#### Material for the task

☆ ☆ ☆ ☆

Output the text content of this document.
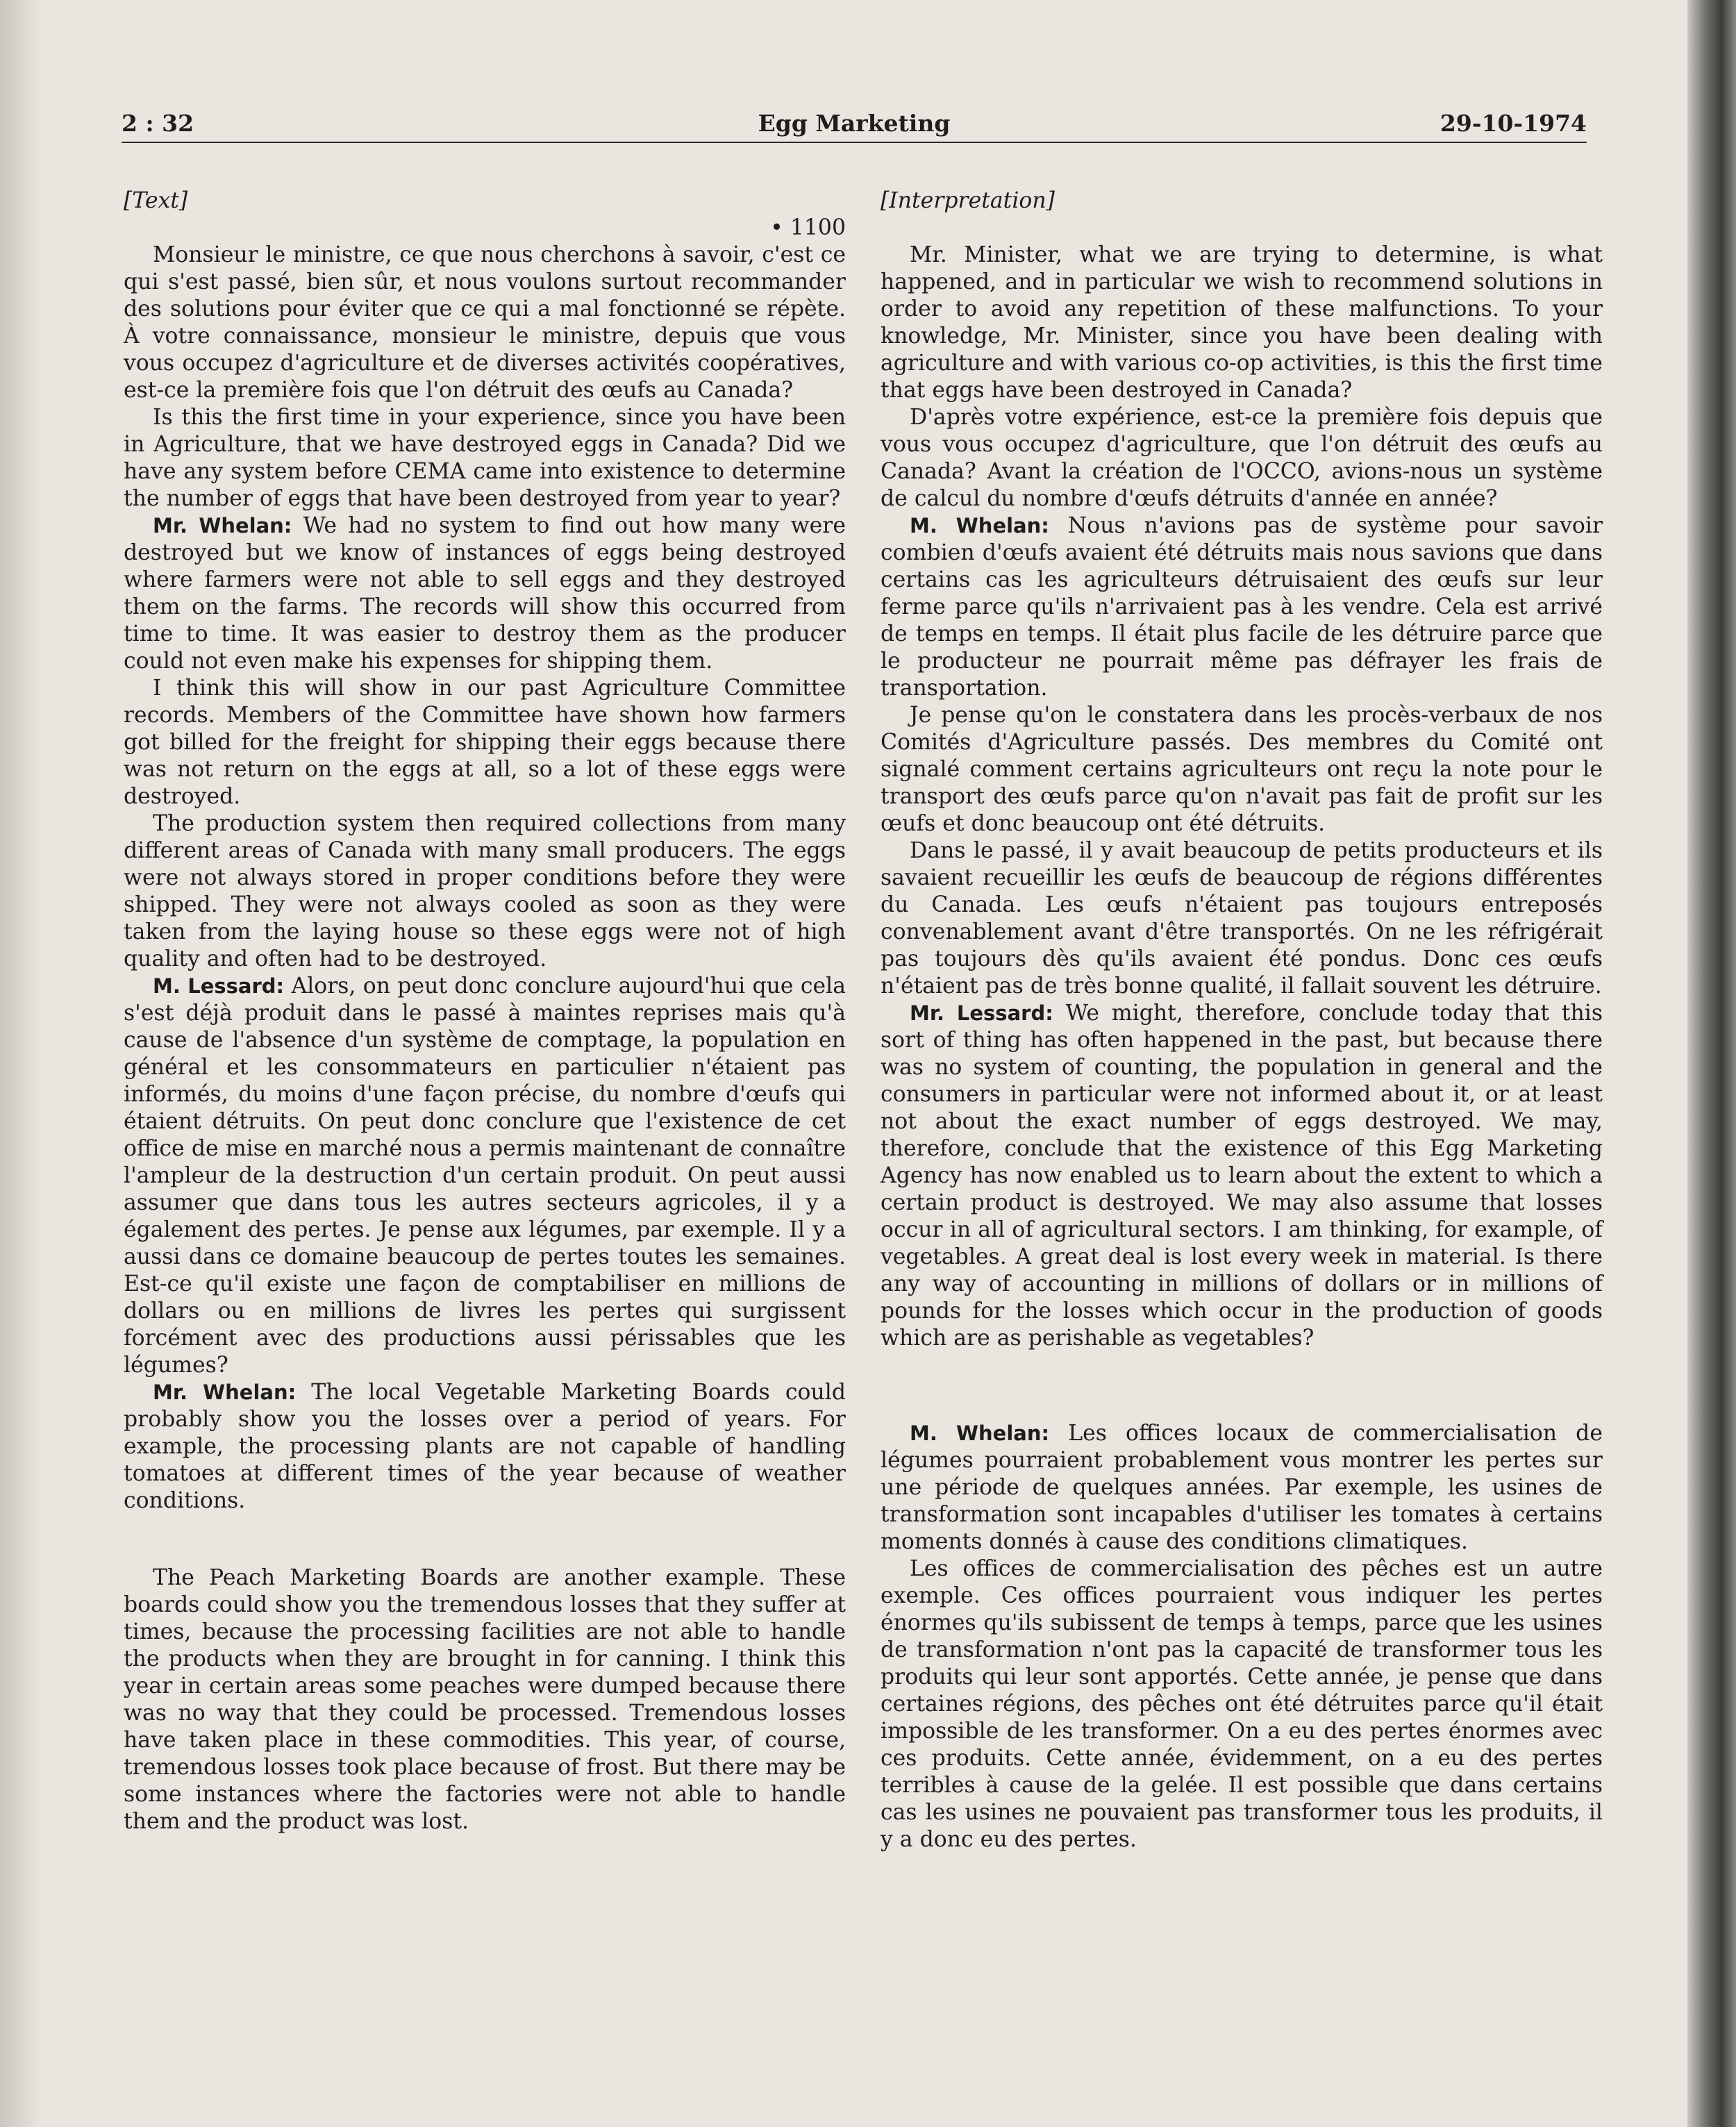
2 : 32	Egg Marketing	29-10-1974

[Text]

• 1100

Monsieur le ministre, ce que nous cherchons à savoir, c'est ce qui s'est passé, bien sûr, et nous voulons surtout recommander des solutions pour éviter que ce qui a mal fonctionné se répète. À votre connaissance, monsieur le ministre, depuis que vous vous occupez d'agriculture et de diverses activités coopératives, est-ce la première fois que l'on détruit des œufs au Canada?

Is this the first time in your experience, since you have been in Agriculture, that we have destroyed eggs in Canada? Did we have any system before CEMA came into existence to determine the number of eggs that have been destroyed from year to year?

Mr. Whelan: We had no system to find out how many were destroyed but we know of instances of eggs being destroyed where farmers were not able to sell eggs and they destroyed them on the farms. The records will show this occurred from time to time. It was easier to destroy them as the producer could not even make his expenses for shipping them.

I think this will show in our past Agriculture Committee records. Members of the Committee have shown how farmers got billed for the freight for shipping their eggs because there was not return on the eggs at all, so a lot of these eggs were destroyed.

The production system then required collections from many different areas of Canada with many small producers. The eggs were not always stored in proper conditions before they were shipped. They were not always cooled as soon as they were taken from the laying house so these eggs were not of high quality and often had to be destroyed.

M. Lessard: Alors, on peut donc conclure aujourd'hui que cela s'est déjà produit dans le passé à maintes reprises mais qu'à cause de l'absence d'un système de comptage, la population en général et les consommateurs en particulier n'étaient pas informés, du moins d'une façon précise, du nombre d'œufs qui étaient détruits. On peut donc conclure que l'existence de cet office de mise en marché nous a permis maintenant de connaître l'ampleur de la destruction d'un certain produit. On peut aussi assumer que dans tous les autres secteurs agricoles, il y a également des pertes. Je pense aux légumes, par exemple. Il y a aussi dans ce domaine beaucoup de pertes toutes les semaines. Est-ce qu'il existe une façon de comptabiliser en millions de dollars ou en millions de livres les pertes qui surgissent forcément avec des productions aussi périssables que les légumes?

Mr. Whelan: The local Vegetable Marketing Boards could probably show you the losses over a period of years. For example, the processing plants are not capable of handling tomatoes at different times of the year because of weather conditions.

The Peach Marketing Boards are another example. These boards could show you the tremendous losses that they suffer at times, because the processing facilities are not able to handle the products when they are brought in for canning. I think this year in certain areas some peaches were dumped because there was no way that they could be processed. Tremendous losses have taken place in these commodities. This year, of course, tremendous losses took place because of frost. But there may be some instances where the factories were not able to handle them and the product was lost.

[Interpretation]

Mr. Minister, what we are trying to determine, is what happened, and in particular we wish to recommend solutions in order to avoid any repetition of these malfunctions. To your knowledge, Mr. Minister, since you have been dealing with agriculture and with various co-op activities, is this the first time that eggs have been destroyed in Canada?

D'après votre expérience, est-ce la première fois depuis que vous vous occupez d'agriculture, que l'on détruit des œufs au Canada? Avant la création de l'OCCO, avions-nous un système de calcul du nombre d'œufs détruits d'année en année?

M. Whelan: Nous n'avions pas de système pour savoir combien d'œufs avaient été détruits mais nous savions que dans certains cas les agriculteurs détruisaient des œufs sur leur ferme parce qu'ils n'arrivaient pas à les vendre. Cela est arrivé de temps en temps. Il était plus facile de les détruire parce que le producteur ne pourrait même pas défrayer les frais de transportation.

Je pense qu'on le constatera dans les procès-verbaux de nos Comités d'Agriculture passés. Des membres du Comité ont signalé comment certains agriculteurs ont reçu la note pour le transport des œufs parce qu'on n'avait pas fait de profit sur les œufs et donc beaucoup ont été détruits.

Dans le passé, il y avait beaucoup de petits producteurs et ils savaient recueillir les œufs de beaucoup de régions différentes du Canada. Les œufs n'étaient pas toujours entreposés convenablement avant d'être transportés. On ne les réfrigérait pas toujours dès qu'ils avaient été pondus. Donc ces œufs n'étaient pas de très bonne qualité, il fallait souvent les détruire.

Mr. Lessard: We might, therefore, conclude today that this sort of thing has often happened in the past, but because there was no system of counting, the population in general and the consumers in particular were not informed about it, or at least not about the exact number of eggs destroyed. We may, therefore, conclude that the existence of this Egg Marketing Agency has now enabled us to learn about the extent to which a certain product is destroyed. We may also assume that losses occur in all of agricultural sectors. I am thinking, for example, of vegetables. A great deal is lost every week in material. Is there any way of accounting in millions of dollars or in millions of pounds for the losses which occur in the production of goods which are as perishable as vegetables?

M. Whelan: Les offices locaux de commercialisation de légumes pourraient probablement vous montrer les pertes sur une période de quelques années. Par exemple, les usines de transformation sont incapables d'utiliser les tomates à certains moments donnés à cause des conditions climatiques.

Les offices de commercialisation des pêches est un autre exemple. Ces offices pourraient vous indiquer les pertes énormes qu'ils subissent de temps à temps, parce que les usines de transformation n'ont pas la capacité de transformer tous les produits qui leur sont apportés. Cette année, je pense que dans certaines régions, des pêches ont été détruites parce qu'il était impossible de les transformer. On a eu des pertes énormes avec ces produits. Cette année, évidemment, on a eu des pertes terribles à cause de la gelée. Il est possible que dans certains cas les usines ne pouvaient pas transformer tous les produits, il y a donc eu des pertes.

☆ ☆ ☆ ☆

#### What is needed
Which lines hold the word "légumes"? Copy each of them from the records.

#### Result of this exercise
M. Lessard: Alors, on peut donc conclure aujourd'hui que cela s'est déjà produit dans le passé à maintes reprises mais qu'à cause de l'absence d'un système de comptage, la population en général et les consommateurs en particulier n'étaient pas informés, du moins d'une façon précise, du nombre d'œufs qui étaient détruits. On peut donc conclure que l'existence de cet office de mise en marché nous a permis maintenant de connaître l'ampleur de la destruction d'un certain produit. On peut aussi assumer que dans tous les autres secteurs agricoles, il y a également des pertes. Je pense aux légumes, par exemple. Il y a aussi dans ce domaine beaucoup de pertes toutes les semaines. Est-ce qu'il existe une façon de comptabiliser en millions de dollars ou en millions de livres les pertes qui surgissent forcément avec des productions aussi périssables que les légumes?
M. Whelan: Les offices locaux de commercialisation de légumes pourraient probablement vous montrer les pertes sur une période de quelques années. Par exemple, les usines de transformation sont incapables d'utiliser les tomates à certains moments donnés à cause des conditions climatiques.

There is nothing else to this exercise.